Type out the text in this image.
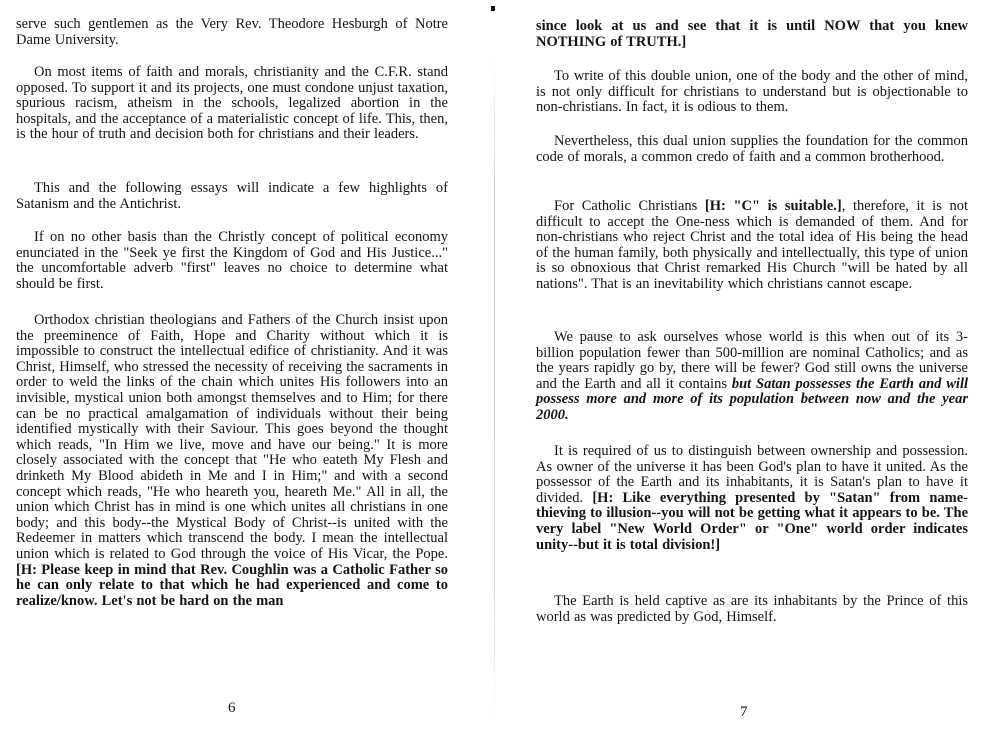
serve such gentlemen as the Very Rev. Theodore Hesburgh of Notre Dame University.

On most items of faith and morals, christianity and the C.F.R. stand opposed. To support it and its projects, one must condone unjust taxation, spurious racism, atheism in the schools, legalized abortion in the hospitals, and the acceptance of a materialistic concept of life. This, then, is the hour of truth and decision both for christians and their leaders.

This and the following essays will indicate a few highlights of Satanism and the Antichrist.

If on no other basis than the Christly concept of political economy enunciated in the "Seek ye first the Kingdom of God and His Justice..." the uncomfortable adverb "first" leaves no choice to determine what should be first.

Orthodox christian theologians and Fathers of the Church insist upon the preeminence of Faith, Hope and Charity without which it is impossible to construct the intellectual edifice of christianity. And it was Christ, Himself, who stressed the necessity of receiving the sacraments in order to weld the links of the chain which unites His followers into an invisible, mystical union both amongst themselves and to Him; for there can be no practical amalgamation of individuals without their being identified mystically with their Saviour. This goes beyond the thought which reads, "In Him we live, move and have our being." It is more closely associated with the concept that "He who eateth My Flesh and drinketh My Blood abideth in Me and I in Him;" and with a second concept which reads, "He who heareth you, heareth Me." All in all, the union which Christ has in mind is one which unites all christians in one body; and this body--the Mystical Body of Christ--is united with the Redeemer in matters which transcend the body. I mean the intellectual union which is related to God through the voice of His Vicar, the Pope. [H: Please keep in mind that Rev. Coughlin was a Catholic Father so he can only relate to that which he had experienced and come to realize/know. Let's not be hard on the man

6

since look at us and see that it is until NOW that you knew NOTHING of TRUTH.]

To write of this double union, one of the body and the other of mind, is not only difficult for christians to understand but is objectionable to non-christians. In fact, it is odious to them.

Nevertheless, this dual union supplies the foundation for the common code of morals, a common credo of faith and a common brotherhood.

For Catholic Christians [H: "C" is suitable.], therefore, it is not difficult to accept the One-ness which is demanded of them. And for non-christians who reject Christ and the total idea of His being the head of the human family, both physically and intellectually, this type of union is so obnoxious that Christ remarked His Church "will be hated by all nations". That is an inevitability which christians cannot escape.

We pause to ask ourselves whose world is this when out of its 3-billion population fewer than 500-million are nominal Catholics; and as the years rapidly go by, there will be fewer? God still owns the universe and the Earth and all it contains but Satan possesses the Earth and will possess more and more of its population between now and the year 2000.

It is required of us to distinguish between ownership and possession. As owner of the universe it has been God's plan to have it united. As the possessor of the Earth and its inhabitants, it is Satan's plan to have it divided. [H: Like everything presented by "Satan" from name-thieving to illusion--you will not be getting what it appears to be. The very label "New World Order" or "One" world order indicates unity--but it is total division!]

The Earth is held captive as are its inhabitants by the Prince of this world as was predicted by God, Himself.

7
* * * * * * *
● **Short problem**
Copy each line of the records above that carries the word "what".

● **Exercise output**
If on no other basis than the Christly concept of political economy enunciated in the "Seek ye first the Kingdom of God and His Justice..." the uncomfortable adverb "first" leaves no choice to determine what should be first.
It is required of us to distinguish between ownership and possession. As owner of the universe it has been God's plan to have it united. As the possessor of the Earth and its inhabitants, it is Satan's plan to have it divided. [H: Like everything presented by "Satan" from name-thieving to illusion--you will not be getting what it appears to be. The very label "New World Order" or "One" world order indicates unity--but it is total division!]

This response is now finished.